Pick out all lines with the word "actually" from the records that follow.
--------------------
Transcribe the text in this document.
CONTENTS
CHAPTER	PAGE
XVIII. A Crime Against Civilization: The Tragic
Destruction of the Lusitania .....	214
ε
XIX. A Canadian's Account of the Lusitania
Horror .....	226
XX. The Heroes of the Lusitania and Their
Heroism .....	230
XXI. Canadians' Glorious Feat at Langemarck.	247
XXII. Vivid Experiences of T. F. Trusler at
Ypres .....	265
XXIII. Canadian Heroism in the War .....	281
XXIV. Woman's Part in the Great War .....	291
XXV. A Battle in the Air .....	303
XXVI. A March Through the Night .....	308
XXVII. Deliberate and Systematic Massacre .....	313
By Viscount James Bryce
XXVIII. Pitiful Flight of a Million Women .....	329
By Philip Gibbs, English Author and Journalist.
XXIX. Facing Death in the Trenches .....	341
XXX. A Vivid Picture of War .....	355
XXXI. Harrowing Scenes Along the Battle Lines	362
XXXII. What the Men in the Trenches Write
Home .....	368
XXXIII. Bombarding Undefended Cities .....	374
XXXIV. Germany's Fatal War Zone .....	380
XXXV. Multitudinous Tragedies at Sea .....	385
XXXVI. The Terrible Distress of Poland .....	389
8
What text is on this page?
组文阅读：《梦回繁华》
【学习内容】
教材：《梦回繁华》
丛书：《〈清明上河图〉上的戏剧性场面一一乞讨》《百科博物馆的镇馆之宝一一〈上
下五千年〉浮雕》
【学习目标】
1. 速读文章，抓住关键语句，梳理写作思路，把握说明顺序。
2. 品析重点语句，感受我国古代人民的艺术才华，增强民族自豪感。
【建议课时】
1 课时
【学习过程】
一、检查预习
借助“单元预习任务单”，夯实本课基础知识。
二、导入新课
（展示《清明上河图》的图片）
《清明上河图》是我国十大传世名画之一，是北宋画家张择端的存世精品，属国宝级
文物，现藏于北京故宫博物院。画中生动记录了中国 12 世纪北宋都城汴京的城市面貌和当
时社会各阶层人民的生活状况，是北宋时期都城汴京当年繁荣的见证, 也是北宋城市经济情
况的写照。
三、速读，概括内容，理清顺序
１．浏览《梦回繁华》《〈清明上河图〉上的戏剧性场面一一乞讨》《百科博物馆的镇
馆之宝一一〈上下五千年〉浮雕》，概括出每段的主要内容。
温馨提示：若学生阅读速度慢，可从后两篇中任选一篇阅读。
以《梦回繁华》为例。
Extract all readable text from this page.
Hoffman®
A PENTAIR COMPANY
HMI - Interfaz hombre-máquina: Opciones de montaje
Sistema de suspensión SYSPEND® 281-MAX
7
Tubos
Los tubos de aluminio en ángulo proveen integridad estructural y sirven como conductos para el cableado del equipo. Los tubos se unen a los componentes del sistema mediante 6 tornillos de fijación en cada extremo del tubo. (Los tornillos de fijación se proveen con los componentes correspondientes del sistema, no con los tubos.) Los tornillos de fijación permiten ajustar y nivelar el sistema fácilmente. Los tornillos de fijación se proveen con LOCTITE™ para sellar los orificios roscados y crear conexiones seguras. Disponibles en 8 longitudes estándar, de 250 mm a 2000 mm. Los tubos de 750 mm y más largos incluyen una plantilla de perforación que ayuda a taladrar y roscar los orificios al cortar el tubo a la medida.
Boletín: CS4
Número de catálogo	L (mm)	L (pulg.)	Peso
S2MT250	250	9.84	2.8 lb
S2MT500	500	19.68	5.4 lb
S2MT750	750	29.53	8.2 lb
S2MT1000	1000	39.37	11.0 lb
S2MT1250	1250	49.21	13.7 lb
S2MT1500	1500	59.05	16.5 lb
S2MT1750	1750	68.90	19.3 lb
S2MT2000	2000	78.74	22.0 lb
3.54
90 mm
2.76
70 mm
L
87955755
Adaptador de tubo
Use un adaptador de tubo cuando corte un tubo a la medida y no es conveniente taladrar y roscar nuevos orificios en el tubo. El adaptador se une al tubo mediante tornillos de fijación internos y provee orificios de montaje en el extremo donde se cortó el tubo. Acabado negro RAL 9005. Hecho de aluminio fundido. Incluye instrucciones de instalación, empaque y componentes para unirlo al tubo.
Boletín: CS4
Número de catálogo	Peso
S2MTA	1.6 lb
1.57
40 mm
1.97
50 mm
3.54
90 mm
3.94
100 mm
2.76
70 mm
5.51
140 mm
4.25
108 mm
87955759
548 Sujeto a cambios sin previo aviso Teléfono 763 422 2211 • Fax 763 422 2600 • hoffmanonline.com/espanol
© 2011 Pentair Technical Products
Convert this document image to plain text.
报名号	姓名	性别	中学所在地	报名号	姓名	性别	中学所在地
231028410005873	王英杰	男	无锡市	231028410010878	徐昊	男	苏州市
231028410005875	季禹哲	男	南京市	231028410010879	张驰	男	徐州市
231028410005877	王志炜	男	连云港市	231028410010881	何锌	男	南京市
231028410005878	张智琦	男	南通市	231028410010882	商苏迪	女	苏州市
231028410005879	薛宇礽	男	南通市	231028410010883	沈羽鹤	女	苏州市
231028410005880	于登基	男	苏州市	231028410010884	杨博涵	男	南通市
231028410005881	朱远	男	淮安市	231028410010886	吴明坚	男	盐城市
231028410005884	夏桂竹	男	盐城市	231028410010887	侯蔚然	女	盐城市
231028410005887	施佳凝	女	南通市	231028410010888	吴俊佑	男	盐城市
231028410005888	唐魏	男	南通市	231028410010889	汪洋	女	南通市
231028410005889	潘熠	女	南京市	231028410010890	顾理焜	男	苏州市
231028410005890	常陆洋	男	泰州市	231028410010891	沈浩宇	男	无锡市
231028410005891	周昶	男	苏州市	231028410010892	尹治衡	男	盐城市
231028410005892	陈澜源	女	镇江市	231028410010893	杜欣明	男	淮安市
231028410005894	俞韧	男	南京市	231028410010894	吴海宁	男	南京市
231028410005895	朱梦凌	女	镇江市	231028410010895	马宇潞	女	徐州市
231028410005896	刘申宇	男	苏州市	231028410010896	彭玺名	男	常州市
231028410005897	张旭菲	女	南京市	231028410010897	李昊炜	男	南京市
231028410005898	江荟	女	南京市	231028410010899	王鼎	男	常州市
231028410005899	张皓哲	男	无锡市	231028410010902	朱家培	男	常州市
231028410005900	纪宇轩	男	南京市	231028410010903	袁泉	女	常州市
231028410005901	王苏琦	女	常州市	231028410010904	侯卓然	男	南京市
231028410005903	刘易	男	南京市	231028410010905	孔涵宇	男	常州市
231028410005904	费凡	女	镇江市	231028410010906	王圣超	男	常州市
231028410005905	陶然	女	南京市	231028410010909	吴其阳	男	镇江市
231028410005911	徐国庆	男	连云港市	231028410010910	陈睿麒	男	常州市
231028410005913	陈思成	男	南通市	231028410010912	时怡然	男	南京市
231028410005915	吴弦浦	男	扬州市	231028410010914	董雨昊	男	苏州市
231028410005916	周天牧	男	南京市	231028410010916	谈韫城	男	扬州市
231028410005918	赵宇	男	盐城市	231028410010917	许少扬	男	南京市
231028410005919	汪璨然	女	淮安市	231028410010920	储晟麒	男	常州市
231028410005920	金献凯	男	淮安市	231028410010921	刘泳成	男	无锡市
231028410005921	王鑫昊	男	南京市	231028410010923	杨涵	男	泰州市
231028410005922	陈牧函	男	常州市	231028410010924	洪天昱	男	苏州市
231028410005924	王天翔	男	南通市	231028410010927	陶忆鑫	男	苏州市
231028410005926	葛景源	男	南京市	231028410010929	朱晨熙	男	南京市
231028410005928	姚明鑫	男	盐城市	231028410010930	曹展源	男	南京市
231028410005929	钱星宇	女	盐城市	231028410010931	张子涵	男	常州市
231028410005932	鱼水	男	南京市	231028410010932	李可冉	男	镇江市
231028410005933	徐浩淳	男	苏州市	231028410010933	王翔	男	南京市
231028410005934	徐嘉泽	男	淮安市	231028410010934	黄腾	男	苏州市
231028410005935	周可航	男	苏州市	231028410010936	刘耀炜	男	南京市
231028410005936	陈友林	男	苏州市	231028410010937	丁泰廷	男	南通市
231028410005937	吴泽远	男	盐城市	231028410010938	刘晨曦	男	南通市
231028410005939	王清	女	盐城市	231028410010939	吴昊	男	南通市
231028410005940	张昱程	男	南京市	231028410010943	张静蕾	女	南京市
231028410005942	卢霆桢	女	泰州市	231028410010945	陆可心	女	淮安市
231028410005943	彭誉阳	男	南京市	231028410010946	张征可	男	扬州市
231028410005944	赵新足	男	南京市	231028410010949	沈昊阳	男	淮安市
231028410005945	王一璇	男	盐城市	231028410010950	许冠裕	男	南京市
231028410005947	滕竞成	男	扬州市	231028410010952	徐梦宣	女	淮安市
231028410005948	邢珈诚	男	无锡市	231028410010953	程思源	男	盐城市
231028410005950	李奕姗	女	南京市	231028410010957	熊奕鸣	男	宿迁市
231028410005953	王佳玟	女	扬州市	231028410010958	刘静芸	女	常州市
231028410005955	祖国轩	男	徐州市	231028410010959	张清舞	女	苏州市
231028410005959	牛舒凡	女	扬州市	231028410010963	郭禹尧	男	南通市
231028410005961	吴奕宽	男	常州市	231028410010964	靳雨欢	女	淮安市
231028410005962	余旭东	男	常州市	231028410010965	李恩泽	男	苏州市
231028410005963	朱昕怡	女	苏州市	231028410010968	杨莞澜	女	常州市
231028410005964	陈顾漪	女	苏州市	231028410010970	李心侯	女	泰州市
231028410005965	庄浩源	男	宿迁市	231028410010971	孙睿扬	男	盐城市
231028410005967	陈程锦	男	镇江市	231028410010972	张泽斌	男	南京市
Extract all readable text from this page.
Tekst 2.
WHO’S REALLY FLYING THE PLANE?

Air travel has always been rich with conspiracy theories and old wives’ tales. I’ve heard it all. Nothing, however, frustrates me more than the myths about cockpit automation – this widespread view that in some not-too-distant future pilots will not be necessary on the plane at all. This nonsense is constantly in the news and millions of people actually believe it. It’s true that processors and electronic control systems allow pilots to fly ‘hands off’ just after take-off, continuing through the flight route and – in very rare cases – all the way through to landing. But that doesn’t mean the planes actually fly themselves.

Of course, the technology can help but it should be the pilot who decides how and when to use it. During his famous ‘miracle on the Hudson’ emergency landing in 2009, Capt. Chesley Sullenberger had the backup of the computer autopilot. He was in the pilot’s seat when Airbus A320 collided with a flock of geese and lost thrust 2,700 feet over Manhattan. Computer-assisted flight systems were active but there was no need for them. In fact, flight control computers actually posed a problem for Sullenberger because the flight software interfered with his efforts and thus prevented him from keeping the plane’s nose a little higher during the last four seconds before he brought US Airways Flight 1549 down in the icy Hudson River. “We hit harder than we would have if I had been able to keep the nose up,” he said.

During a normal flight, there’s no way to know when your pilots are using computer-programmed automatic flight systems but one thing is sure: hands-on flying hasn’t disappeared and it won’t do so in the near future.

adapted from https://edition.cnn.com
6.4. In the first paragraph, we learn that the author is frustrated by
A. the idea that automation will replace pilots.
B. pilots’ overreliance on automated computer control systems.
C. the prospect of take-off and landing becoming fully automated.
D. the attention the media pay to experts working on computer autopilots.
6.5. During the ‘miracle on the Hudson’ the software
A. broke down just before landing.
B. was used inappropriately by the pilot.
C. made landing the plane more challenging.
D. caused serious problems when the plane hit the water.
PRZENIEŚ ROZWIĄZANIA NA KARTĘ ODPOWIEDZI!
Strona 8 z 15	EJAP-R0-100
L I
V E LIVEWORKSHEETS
--------------------
§ **ANSWER FOR THE TASK**
Air travel has always been rich with conspiracy theories and old wives’ tales. I’ve heard it all. Nothing, however, frustrates me more than the myths about cockpit automation – this widespread view that in some not-too-distant future pilots will not be necessary on the plane at all. This nonsense is constantly in the news and millions of people actually believe it. It’s true that processors and electronic control systems allow pilots to fly ‘hands off’ just after take-off, continuing through the flight route and – in very rare cases – all the way through to landing. But that doesn’t mean the planes actually fly themselves.
Of course, the technology can help but it should be the pilot who decides how and when to use it. During his famous ‘miracle on the Hudson’ emergency landing in 2009, Capt. Chesley Sullenberger had the backup of the computer autopilot. He was in the pilot’s seat when Airbus A320 collided with a flock of geese and lost thrust 2,700 feet over Manhattan. Computer-assisted flight systems were active but there was no need for them. In fact, flight control computers actually posed a problem for Sullenberger because the flight software interfered with his efforts and thus prevented him from keeping the plane’s nose a little higher during the last four seconds before he brought US Airways Flight 1549 down in the icy Hudson River. “We hit harder than we would have if I had been able to keep the nose up,” he said.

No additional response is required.